**Exercise details**
Identify the lines that contain the string "false", then copy each of them.

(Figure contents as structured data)
----
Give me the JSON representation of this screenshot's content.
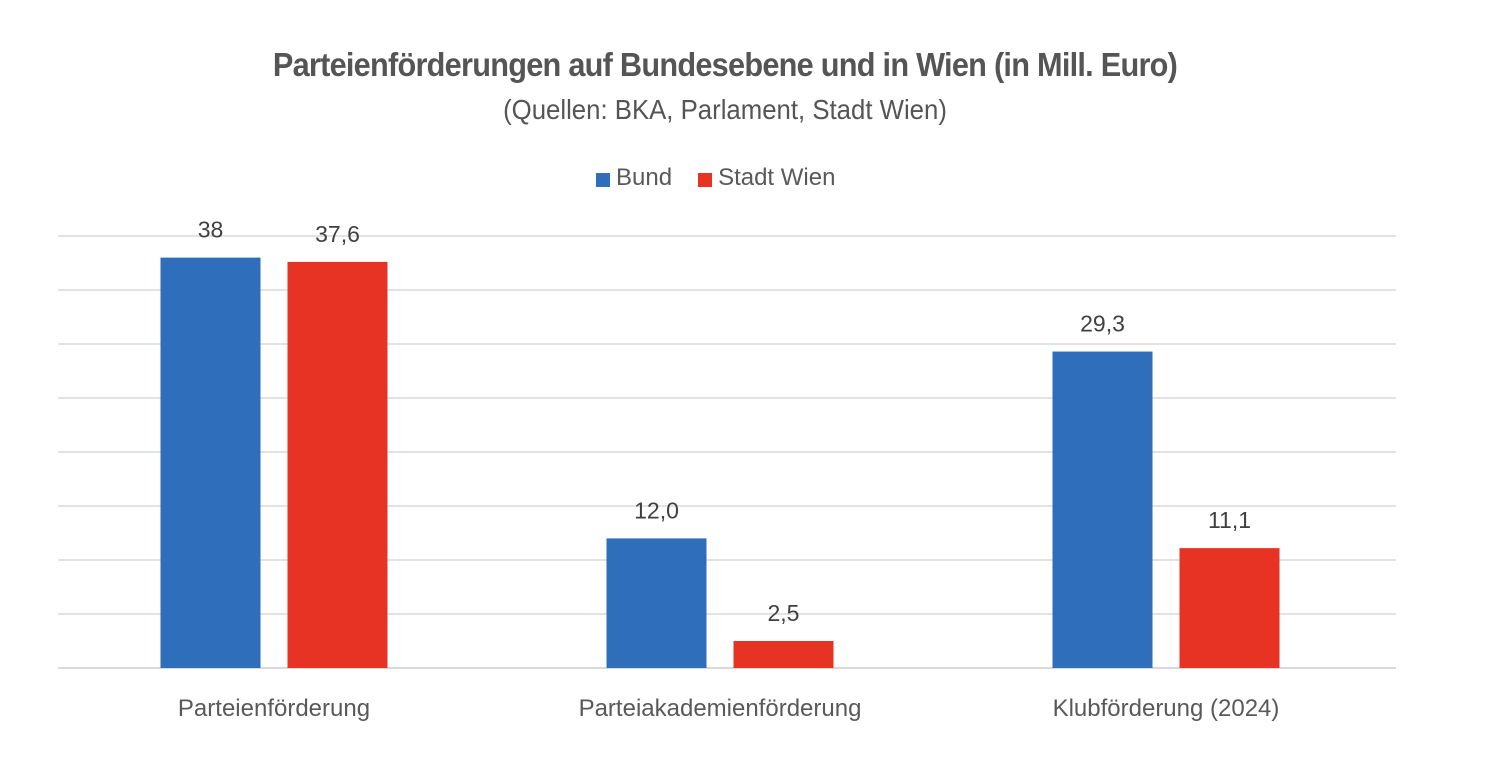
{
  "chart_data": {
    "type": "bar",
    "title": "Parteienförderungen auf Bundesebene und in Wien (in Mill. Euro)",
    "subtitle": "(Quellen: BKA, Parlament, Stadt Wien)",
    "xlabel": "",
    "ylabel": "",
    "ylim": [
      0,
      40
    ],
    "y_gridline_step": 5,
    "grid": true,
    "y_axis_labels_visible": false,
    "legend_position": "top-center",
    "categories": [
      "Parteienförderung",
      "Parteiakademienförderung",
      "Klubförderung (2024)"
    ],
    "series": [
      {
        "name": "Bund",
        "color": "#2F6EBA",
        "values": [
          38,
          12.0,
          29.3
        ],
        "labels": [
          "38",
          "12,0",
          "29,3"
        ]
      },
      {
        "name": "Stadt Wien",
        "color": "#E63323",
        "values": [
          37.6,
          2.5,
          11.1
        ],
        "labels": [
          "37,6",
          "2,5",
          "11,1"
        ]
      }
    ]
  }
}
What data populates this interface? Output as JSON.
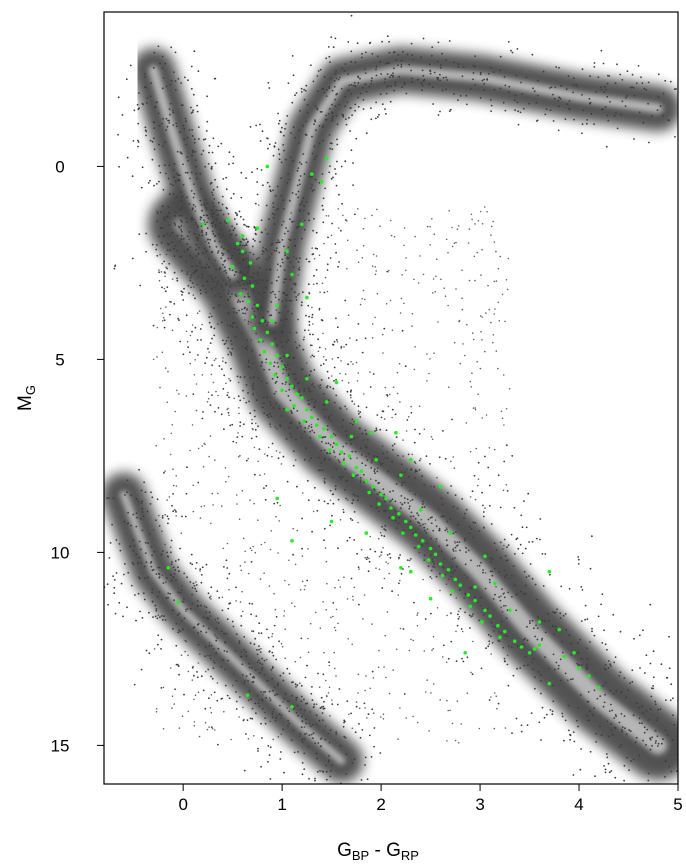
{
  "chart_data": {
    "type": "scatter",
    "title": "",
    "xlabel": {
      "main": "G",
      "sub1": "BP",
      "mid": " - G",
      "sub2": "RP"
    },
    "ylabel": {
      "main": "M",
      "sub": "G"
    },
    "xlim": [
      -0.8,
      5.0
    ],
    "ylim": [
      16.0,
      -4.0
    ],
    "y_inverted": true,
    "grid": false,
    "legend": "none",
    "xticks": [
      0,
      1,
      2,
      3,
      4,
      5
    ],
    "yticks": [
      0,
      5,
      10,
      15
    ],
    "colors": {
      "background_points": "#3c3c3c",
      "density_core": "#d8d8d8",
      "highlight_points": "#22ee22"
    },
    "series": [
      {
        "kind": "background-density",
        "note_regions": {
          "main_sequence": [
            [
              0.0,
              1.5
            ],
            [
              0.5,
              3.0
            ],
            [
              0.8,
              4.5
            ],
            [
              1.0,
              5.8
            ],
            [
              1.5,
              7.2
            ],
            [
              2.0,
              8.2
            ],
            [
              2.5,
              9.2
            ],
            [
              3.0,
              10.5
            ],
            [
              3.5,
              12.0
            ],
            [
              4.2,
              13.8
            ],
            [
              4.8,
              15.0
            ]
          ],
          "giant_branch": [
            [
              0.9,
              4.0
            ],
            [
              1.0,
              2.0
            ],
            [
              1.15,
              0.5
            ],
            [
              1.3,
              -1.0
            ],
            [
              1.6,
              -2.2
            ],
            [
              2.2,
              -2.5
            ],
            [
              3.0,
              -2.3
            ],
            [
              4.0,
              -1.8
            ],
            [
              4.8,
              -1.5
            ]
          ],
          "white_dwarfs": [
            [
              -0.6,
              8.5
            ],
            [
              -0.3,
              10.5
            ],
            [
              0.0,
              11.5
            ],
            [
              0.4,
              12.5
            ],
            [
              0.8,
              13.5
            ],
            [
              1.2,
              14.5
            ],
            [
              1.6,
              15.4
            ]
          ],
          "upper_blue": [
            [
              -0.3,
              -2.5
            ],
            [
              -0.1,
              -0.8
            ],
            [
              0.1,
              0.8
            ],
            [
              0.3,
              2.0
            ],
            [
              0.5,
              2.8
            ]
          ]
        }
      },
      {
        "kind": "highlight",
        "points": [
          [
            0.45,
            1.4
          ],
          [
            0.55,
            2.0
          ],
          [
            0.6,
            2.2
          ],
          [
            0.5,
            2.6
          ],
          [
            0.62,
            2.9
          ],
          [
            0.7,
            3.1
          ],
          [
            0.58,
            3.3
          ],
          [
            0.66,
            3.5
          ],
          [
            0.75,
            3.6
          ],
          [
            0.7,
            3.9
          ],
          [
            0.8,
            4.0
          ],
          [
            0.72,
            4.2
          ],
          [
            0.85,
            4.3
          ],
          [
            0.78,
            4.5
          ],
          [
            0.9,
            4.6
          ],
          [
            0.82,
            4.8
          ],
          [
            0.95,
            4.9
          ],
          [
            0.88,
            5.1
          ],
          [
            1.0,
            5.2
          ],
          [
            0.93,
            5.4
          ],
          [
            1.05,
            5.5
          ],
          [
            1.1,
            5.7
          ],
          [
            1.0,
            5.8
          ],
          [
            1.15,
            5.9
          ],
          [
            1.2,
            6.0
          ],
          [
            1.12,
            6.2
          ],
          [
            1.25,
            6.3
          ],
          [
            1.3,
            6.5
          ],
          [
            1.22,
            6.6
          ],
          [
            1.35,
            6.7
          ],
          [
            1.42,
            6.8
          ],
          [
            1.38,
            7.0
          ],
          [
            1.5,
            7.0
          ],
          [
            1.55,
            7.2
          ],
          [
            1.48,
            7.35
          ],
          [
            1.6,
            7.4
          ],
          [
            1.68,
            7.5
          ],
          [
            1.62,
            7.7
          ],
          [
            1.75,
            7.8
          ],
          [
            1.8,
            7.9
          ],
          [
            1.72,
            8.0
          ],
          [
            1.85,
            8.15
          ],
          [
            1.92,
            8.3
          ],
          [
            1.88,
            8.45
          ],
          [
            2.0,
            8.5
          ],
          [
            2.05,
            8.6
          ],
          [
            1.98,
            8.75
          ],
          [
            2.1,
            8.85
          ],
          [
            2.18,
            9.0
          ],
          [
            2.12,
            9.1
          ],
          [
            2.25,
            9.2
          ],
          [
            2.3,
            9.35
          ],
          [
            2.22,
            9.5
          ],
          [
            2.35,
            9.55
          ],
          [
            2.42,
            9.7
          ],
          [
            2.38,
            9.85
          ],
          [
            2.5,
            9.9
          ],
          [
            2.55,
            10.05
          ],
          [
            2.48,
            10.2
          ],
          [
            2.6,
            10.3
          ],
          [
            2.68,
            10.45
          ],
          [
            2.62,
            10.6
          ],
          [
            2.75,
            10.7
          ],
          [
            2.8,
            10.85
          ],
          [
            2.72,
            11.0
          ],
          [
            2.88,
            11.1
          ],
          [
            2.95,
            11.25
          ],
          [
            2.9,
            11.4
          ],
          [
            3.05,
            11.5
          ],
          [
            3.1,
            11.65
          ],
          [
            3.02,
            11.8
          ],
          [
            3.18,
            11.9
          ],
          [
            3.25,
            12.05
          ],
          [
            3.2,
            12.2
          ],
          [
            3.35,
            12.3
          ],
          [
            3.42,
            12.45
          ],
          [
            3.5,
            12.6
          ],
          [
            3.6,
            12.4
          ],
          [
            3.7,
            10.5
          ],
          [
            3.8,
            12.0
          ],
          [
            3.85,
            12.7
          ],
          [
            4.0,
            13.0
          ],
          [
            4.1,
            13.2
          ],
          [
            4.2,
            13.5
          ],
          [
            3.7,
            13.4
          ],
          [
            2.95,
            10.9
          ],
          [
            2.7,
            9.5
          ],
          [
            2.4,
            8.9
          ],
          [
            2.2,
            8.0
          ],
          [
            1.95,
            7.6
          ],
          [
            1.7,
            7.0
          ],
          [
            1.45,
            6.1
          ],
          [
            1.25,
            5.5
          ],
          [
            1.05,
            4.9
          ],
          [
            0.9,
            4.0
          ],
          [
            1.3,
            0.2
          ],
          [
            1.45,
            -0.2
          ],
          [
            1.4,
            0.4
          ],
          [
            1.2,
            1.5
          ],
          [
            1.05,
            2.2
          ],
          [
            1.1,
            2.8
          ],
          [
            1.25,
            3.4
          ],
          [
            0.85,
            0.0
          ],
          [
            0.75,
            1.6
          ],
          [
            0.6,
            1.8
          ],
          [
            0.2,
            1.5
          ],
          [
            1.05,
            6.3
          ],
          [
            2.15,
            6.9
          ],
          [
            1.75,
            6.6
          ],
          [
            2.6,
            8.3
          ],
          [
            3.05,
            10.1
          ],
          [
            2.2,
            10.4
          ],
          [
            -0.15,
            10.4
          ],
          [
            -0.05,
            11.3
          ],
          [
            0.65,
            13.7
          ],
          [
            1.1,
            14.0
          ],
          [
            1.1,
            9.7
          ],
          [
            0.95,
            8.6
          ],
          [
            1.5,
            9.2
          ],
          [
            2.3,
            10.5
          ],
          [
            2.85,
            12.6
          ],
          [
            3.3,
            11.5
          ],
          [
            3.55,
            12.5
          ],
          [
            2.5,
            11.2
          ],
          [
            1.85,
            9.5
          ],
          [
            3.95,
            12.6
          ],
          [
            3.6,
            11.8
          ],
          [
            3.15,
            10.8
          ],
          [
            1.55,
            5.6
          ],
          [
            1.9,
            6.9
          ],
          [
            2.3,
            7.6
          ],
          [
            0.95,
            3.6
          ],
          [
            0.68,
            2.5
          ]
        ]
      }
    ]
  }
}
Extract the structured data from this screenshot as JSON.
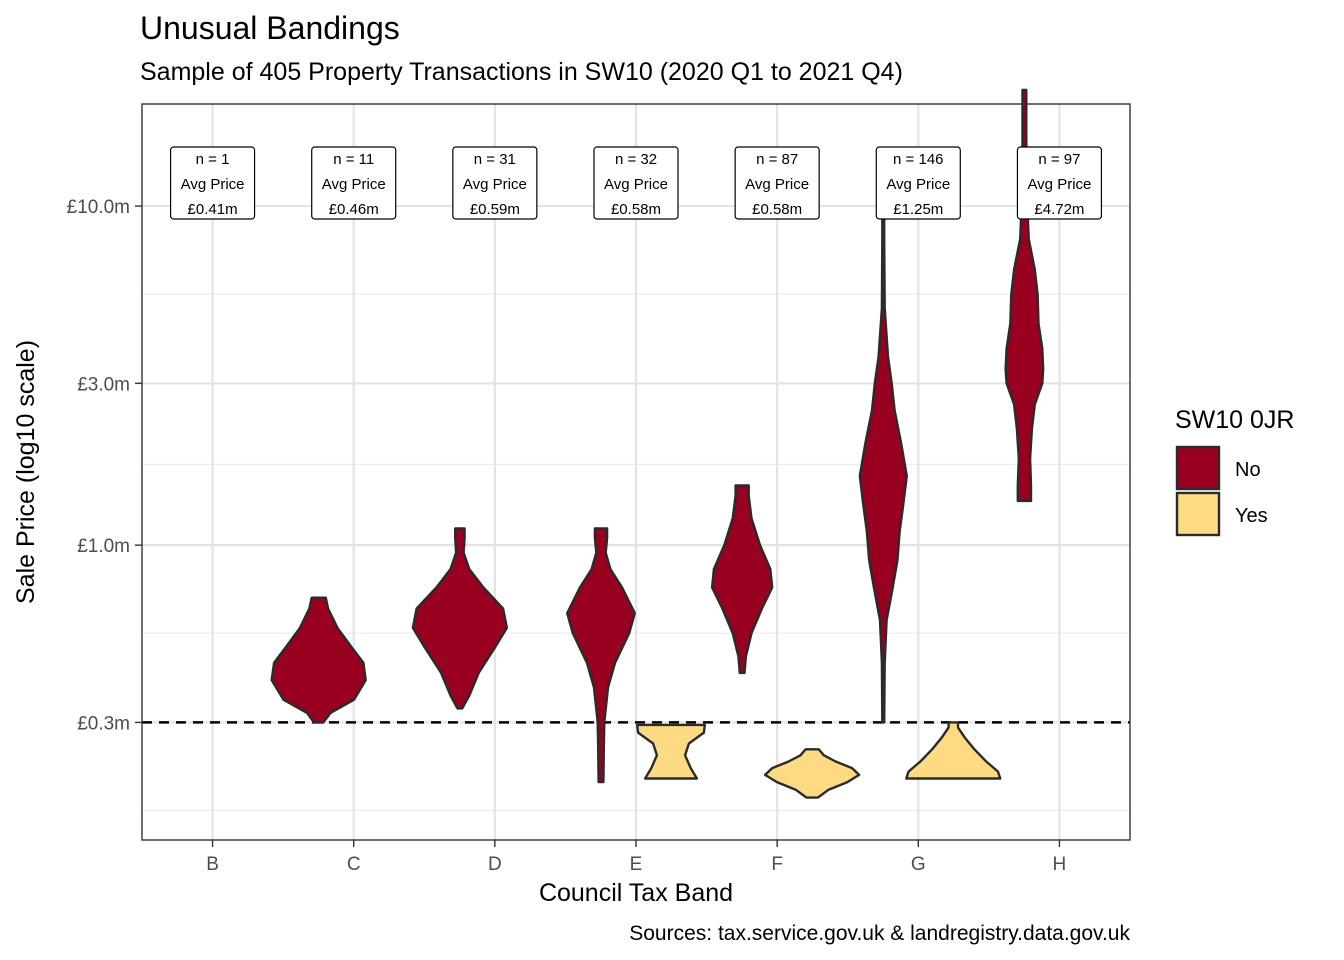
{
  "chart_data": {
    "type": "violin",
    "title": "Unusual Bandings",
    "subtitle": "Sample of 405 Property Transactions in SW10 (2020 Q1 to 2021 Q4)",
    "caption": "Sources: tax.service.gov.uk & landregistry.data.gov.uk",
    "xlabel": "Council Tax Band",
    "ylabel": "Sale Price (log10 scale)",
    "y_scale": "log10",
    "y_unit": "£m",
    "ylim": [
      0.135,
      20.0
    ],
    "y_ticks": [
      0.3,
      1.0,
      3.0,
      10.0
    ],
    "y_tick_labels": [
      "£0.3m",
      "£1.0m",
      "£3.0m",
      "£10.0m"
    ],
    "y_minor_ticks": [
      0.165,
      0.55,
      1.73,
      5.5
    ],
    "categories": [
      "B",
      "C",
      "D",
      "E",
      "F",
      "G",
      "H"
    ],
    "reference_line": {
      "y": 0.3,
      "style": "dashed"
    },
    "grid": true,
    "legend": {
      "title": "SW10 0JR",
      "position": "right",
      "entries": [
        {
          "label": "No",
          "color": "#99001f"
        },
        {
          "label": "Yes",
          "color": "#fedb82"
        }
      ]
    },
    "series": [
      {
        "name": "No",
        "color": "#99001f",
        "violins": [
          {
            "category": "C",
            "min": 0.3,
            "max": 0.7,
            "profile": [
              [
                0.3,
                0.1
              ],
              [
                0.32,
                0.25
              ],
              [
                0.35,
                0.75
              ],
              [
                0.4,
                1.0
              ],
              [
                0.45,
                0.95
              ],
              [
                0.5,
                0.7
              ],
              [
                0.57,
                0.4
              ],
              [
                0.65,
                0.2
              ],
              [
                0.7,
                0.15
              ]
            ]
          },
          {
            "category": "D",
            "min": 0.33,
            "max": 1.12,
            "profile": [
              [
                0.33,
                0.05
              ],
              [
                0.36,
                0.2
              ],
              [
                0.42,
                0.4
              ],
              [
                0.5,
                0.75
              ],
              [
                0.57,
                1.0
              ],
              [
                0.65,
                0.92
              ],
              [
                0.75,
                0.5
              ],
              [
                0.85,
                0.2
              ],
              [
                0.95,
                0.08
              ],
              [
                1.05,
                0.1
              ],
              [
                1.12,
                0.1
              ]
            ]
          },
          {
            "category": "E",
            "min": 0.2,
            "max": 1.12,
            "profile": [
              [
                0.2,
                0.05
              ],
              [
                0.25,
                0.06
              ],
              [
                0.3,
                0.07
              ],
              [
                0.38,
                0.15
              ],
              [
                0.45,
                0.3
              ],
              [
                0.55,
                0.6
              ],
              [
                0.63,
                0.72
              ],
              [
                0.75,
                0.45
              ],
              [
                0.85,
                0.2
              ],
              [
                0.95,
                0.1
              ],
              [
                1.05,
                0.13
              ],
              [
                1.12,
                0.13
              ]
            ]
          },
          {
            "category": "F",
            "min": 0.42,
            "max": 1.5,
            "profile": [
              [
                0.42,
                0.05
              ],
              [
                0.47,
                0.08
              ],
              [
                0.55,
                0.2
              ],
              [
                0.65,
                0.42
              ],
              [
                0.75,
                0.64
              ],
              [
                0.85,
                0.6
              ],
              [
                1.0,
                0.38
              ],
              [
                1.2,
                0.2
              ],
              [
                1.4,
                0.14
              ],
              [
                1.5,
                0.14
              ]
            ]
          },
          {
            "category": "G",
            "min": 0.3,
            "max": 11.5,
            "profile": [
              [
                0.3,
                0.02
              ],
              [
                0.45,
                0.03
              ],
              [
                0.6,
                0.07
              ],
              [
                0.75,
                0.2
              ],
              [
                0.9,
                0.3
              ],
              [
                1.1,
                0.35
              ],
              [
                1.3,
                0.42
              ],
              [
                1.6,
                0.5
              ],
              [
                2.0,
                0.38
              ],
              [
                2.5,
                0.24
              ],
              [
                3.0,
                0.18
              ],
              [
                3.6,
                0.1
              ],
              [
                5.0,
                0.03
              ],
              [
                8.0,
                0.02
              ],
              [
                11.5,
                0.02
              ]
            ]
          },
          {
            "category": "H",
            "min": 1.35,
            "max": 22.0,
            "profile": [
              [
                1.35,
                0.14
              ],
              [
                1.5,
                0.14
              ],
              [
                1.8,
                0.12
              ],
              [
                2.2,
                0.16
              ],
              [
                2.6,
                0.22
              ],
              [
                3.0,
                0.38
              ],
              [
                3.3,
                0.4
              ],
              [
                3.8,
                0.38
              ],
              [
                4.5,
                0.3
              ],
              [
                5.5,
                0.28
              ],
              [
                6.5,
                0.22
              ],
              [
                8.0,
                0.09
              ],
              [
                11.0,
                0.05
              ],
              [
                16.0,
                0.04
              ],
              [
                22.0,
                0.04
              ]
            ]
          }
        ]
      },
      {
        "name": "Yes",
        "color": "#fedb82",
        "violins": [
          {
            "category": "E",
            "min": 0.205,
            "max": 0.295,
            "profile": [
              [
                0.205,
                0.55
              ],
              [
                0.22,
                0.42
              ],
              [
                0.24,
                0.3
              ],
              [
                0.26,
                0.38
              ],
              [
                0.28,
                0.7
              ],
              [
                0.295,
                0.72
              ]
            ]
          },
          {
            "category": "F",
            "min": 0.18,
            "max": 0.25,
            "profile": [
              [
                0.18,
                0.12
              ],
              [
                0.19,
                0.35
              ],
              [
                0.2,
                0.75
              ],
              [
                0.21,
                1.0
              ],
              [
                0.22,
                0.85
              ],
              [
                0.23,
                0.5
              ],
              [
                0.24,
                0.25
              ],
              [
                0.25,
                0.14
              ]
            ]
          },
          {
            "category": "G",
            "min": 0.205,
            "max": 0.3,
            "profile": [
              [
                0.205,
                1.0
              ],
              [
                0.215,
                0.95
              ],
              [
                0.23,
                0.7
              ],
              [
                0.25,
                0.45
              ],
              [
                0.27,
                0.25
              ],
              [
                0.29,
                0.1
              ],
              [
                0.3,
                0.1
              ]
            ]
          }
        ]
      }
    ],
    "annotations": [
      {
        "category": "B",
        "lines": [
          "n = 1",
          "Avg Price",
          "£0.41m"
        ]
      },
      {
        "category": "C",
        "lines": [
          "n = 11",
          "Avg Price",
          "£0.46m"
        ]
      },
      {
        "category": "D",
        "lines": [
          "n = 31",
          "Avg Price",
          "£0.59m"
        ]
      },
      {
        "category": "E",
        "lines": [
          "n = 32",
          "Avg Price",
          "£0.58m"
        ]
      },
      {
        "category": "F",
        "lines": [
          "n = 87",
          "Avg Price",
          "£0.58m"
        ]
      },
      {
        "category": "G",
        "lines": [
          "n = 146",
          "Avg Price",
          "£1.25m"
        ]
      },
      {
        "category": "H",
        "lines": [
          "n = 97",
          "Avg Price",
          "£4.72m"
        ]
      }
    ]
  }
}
----
**Exercise solution**
    "y_axis_labels_visible": false,
    "grid": false,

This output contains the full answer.